SUPPLIED MATERIAL:
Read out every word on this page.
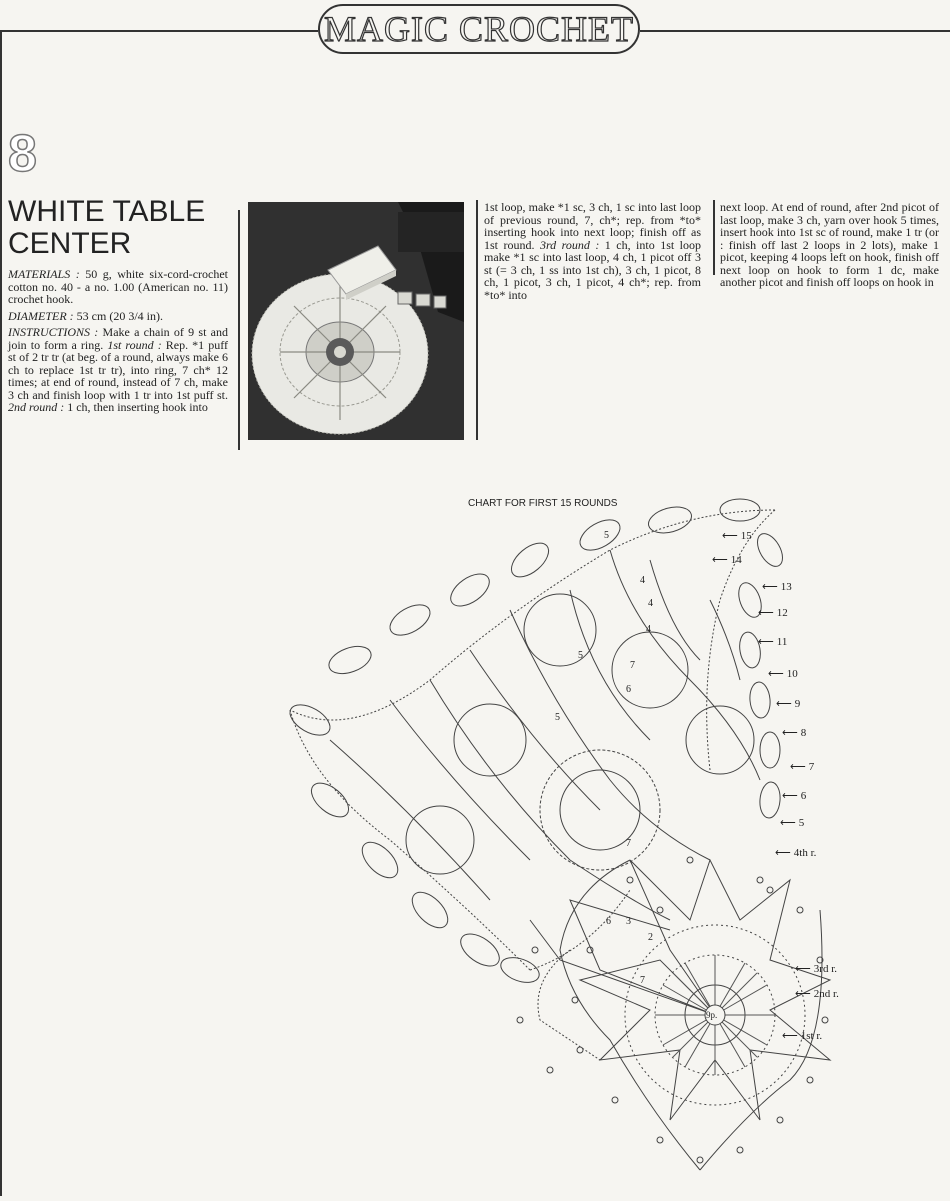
MAGIC CROCHET
8
WHITE TABLE
CENTER

MATERIALS : 50 g, white six-cord-crochet cotton no. 40 - a no. 1.00 (American no. 11) crochet hook.

DIAMETER : 53 cm (20 3/4 in).

INSTRUCTIONS : Make a chain of 9 st and join to form a ring. 1st round : Rep. *1 puff st of 2 tr tr (at beg. of a round, always make 6 ch to replace 1st tr tr), into ring, 7 ch* 12 times; at end of round, instead of 7 ch, make 3 ch and finish loop with 1 tr into 1st puff st. 2nd round : 1 ch, then inserting hook into

1st loop, make *1 sc, 3 ch, 1 sc into last loop of previous round, 7, ch*; rep. from *to* inserting hook into next loop; finish off as 1st round. 3rd round : 1 ch, into 1st loop make *1 sc into last loop, 4 ch, 1 picot off 3 st (= 3 ch, 1 ss into 1st ch), 3 ch, 1 picot, 8 ch, 1 picot, 3 ch, 1 picot, 4 ch*; rep. from *to* into

next loop. At end of round, after 2nd picot of last loop, make 3 ch, yarn over hook 5 times, insert hook into 1st sc of round, make 1 tr (or : finish off last 2 loops in 2 lots), make 1 picot, keeping 4 loops left on hook, finish off next loop on hook to form 1 dc, make another picot and finish off loops on hook in

CHART FOR FIRST 15 ROUNDS
⟵ 15
⟵ 14
⟵ 13
⟵ 12
⟵ 11
⟵ 10
⟵ 9
⟵ 8
⟵ 7
⟵ 6
⟵ 5
⟵ 4th r.
⟵ 3rd r.
⟵ 2nd r.
⟵ 1st r.
9p.
5
4
4
4
5
6
5
7
7
3
2
7
6
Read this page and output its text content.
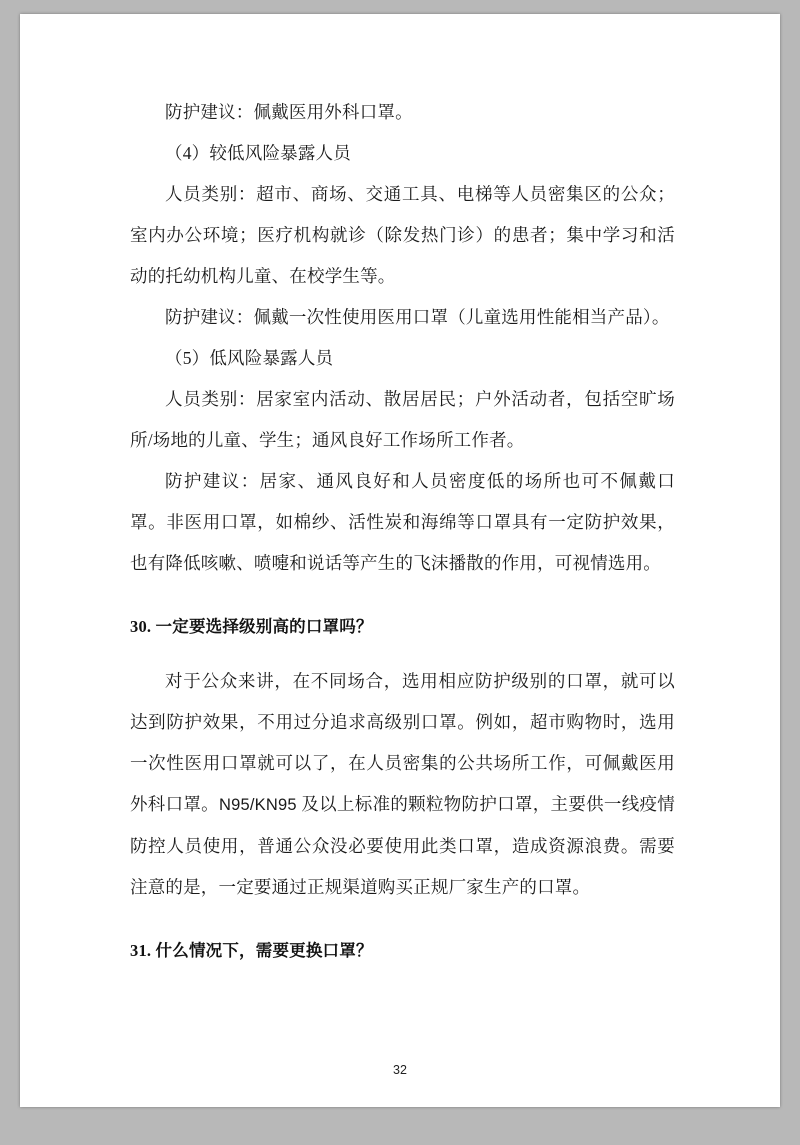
防护建议：佩戴医用外科口罩。

（4）较低风险暴露人员

人员类别：超市、商场、交通工具、电梯等人员密集区的公众；室内办公环境；医疗机构就诊（除发热门诊）的患者；集中学习和活动的托幼机构儿童、在校学生等。

防护建议：佩戴一次性使用医用口罩（儿童选用性能相当产品）。

（5）低风险暴露人员

人员类别：居家室内活动、散居居民；户外活动者，包括空旷场所/场地的儿童、学生；通风良好工作场所工作者。

防护建议：居家、通风良好和人员密度低的场所也可不佩戴口罩。非医用口罩，如棉纱、活性炭和海绵等口罩具有一定防护效果，也有降低咳嗽、喷嚏和说话等产生的飞沫播散的作用，可视情选用。

30. 一定要选择级别高的口罩吗？

对于公众来讲，在不同场合，选用相应防护级别的口罩，就可以达到防护效果，不用过分追求高级别口罩。例如，超市购物时，选用一次性医用口罩就可以了，在人员密集的公共场所工作，可佩戴医用外科口罩。N95/KN95 及以上标准的颗粒物防护口罩，主要供一线疫情防控人员使用，普通公众没必要使用此类口罩，造成资源浪费。需要注意的是，一定要通过正规渠道购买正规厂家生产的口罩。

31. 什么情况下，需要更换口罩？
32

WHAT TO PRODUCE:
Locate all lines in the listing above with the word "防护建议" and copy them.

SOLVED PROBLEM:
防护建议：佩戴医用外科口罩。
防护建议：佩戴一次性使用医用口罩（儿童选用性能相当产品）。
防护建议：居家、通风良好和人员密度低的场所也可不佩戴口罩。非医用口罩，如棉纱、活性炭和海绵等口罩具有一定防护效果，也有降低咳嗽、喷嚏和说话等产生的飞沫播散的作用，可视情选用。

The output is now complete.